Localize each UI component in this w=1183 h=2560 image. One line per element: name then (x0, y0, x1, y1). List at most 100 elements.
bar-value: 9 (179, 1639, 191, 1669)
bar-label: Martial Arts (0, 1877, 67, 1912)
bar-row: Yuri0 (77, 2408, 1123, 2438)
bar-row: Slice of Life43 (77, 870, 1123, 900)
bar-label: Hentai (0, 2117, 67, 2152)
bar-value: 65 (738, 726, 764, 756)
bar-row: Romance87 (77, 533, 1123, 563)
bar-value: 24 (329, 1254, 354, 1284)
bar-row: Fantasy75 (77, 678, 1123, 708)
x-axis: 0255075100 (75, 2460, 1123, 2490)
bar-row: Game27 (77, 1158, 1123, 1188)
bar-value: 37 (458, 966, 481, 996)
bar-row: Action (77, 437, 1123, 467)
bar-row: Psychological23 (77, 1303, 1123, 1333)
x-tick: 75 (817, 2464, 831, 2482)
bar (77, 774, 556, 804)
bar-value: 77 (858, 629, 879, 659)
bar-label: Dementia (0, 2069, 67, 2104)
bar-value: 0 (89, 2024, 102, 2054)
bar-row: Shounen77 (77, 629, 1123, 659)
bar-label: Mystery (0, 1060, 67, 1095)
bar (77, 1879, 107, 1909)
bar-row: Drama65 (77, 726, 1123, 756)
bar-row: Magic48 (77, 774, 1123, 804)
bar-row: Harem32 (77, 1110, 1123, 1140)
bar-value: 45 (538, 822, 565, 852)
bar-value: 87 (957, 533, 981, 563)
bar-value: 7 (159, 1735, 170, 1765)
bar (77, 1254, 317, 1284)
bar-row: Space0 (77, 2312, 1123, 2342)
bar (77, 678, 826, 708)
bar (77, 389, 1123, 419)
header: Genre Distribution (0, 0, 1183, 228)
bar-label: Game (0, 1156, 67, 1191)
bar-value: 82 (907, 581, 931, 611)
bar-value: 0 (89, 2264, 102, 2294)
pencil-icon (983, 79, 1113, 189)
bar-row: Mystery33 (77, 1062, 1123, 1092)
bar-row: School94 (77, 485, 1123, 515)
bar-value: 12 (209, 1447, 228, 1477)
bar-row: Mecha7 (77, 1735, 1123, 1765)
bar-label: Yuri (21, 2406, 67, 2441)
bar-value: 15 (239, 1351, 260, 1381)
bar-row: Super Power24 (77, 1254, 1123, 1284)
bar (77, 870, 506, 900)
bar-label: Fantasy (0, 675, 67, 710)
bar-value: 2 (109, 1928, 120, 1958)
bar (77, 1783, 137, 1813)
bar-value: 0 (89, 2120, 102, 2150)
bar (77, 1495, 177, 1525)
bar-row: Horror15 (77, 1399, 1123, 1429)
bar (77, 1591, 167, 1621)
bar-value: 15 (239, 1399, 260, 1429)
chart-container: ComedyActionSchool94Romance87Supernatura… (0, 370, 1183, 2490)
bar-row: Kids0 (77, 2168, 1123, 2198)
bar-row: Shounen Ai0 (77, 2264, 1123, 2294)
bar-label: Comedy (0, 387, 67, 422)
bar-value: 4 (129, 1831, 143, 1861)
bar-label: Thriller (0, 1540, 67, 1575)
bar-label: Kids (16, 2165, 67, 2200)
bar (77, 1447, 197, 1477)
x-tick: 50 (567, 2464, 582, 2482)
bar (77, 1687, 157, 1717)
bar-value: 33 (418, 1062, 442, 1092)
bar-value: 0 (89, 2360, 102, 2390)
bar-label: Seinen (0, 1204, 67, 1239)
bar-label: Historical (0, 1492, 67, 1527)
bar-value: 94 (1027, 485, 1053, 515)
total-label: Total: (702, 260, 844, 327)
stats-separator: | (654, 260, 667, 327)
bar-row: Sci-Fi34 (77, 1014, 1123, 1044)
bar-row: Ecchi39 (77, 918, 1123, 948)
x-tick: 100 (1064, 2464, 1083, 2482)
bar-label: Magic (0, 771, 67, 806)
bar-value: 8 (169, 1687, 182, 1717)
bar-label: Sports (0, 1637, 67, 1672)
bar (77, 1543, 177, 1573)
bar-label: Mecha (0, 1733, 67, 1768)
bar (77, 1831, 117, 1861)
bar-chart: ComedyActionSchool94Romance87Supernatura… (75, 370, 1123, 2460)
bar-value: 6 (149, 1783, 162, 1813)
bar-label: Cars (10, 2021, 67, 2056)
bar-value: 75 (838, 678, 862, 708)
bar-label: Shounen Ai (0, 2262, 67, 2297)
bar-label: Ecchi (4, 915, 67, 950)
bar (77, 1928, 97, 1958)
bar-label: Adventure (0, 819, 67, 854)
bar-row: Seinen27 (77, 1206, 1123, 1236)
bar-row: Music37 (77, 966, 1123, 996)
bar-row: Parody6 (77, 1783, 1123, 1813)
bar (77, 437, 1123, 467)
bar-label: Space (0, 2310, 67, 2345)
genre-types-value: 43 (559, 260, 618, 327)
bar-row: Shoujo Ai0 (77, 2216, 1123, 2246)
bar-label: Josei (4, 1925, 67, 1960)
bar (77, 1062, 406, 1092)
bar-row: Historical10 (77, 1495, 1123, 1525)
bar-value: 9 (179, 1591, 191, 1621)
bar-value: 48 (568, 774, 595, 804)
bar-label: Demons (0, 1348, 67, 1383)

============================================================

作業の指示:
上の項目をすべて、一字一句変えずにそのまま書き写してください。

問題の解答:
Localize each UI component in this w=1183 h=2560 image. One line per element: name then (x0, y0, x1, y1). List at most 100 elements.
bar-value: 9 (179, 1639, 191, 1669)
bar-label: Martial Arts (0, 1877, 67, 1912)
bar-row: Yuri0 (77, 2408, 1123, 2438)
bar-row: Slice of Life43 (77, 870, 1123, 900)
bar-label: Hentai (0, 2117, 67, 2152)
bar-value: 65 (738, 726, 764, 756)
bar-row: Romance87 (77, 533, 1123, 563)
bar-value: 24 (329, 1254, 354, 1284)
bar-row: Fantasy75 (77, 678, 1123, 708)
x-axis: 0255075100 (75, 2460, 1123, 2490)
bar-row: Game27 (77, 1158, 1123, 1188)
bar-value: 37 (458, 966, 481, 996)
bar-row: Action (77, 437, 1123, 467)
bar-row: Psychological23 (77, 1303, 1123, 1333)
x-tick: 75 (817, 2464, 831, 2482)
bar (77, 774, 556, 804)
bar-value: 77 (858, 629, 879, 659)
bar-label: Dementia (0, 2069, 67, 2104)
bar-value: 0 (89, 2024, 102, 2054)
bar-row: Shounen77 (77, 629, 1123, 659)
bar-label: Mystery (0, 1060, 67, 1095)
bar (77, 1879, 107, 1909)
bar-row: Drama65 (77, 726, 1123, 756)
bar-row: Magic48 (77, 774, 1123, 804)
bar-row: Harem32 (77, 1110, 1123, 1140)
bar-value: 45 (538, 822, 565, 852)
bar-value: 87 (957, 533, 981, 563)
bar-value: 7 (159, 1735, 170, 1765)
bar (77, 1254, 317, 1284)
bar-row: Space0 (77, 2312, 1123, 2342)
bar (77, 678, 826, 708)
bar (77, 389, 1123, 419)
header: Genre Distribution (0, 0, 1183, 228)
bar-label: Game (0, 1156, 67, 1191)
bar-value: 82 (907, 581, 931, 611)
bar-value: 0 (89, 2264, 102, 2294)
pencil-icon (983, 79, 1113, 189)
bar-row: Mystery33 (77, 1062, 1123, 1092)
bar-row: School94 (77, 485, 1123, 515)
bar-value: 12 (209, 1447, 228, 1477)
bar-row: Mecha7 (77, 1735, 1123, 1765)
bar-label: Yuri (21, 2406, 67, 2441)
bar-value: 15 (239, 1351, 260, 1381)
bar-row: Super Power24 (77, 1254, 1123, 1284)
bar (77, 870, 506, 900)
bar-label: Fantasy (0, 675, 67, 710)
bar-value: 2 (109, 1928, 120, 1958)
bar (77, 1783, 137, 1813)
bar-value: 0 (89, 2120, 102, 2150)
bar (77, 1495, 177, 1525)
bar-row: Horror15 (77, 1399, 1123, 1429)
bar (77, 1591, 167, 1621)
bar-value: 15 (239, 1399, 260, 1429)
chart-container: ComedyActionSchool94Romance87Supernatura… (0, 370, 1183, 2490)
bar-row: Kids0 (77, 2168, 1123, 2198)
bar-row: Shounen Ai0 (77, 2264, 1123, 2294)
bar-label: Comedy (0, 387, 67, 422)
bar-value: 4 (129, 1831, 143, 1861)
bar-label: Thriller (0, 1540, 67, 1575)
bar-label: Kids (16, 2165, 67, 2200)
bar (77, 1447, 197, 1477)
x-tick: 50 (567, 2464, 582, 2482)
bar (77, 1687, 157, 1717)
bar-value: 33 (418, 1062, 442, 1092)
bar-value: 0 (89, 2360, 102, 2390)
bar-label: Seinen (0, 1204, 67, 1239)
bar-label: Historical (0, 1492, 67, 1527)
bar-value: 94 (1027, 485, 1053, 515)
total-label: Total: (702, 260, 844, 327)
stats-separator: | (654, 260, 667, 327)
bar-row: Sci-Fi34 (77, 1014, 1123, 1044)
bar-row: Ecchi39 (77, 918, 1123, 948)
x-tick: 100 (1064, 2464, 1083, 2482)
bar-label: Magic (0, 771, 67, 806)
bar-value: 8 (169, 1687, 182, 1717)
bar-label: Sports (0, 1637, 67, 1672)
bar (77, 1543, 177, 1573)
bar-label: Mecha (0, 1733, 67, 1768)
bar (77, 1831, 117, 1861)
bar-chart: ComedyActionSchool94Romance87Supernatura… (75, 370, 1123, 2460)
bar-value: 6 (149, 1783, 162, 1813)
bar-label: Cars (10, 2021, 67, 2056)
bar-value: 75 (838, 678, 862, 708)
bar-label: Shounen Ai (0, 2262, 67, 2297)
bar-label: Ecchi (4, 915, 67, 950)
bar (77, 1928, 97, 1958)
bar-label: Adventure (0, 819, 67, 854)
bar-row: Seinen27 (77, 1206, 1123, 1236)
bar-row: Music37 (77, 966, 1123, 996)
bar-row: Parody6 (77, 1783, 1123, 1813)
bar (77, 437, 1123, 467)
bar-label: Space (0, 2310, 67, 2345)
genre-types-value: 43 (559, 260, 618, 327)
bar-row: Shoujo Ai0 (77, 2216, 1123, 2246)
bar-label: Josei (4, 1925, 67, 1960)
bar (77, 1062, 406, 1092)
bar-row: Historical10 (77, 1495, 1123, 1525)
bar-value: 9 (179, 1591, 191, 1621)
bar-value: 48 (568, 774, 595, 804)
bar-label: Demons (0, 1348, 67, 1383)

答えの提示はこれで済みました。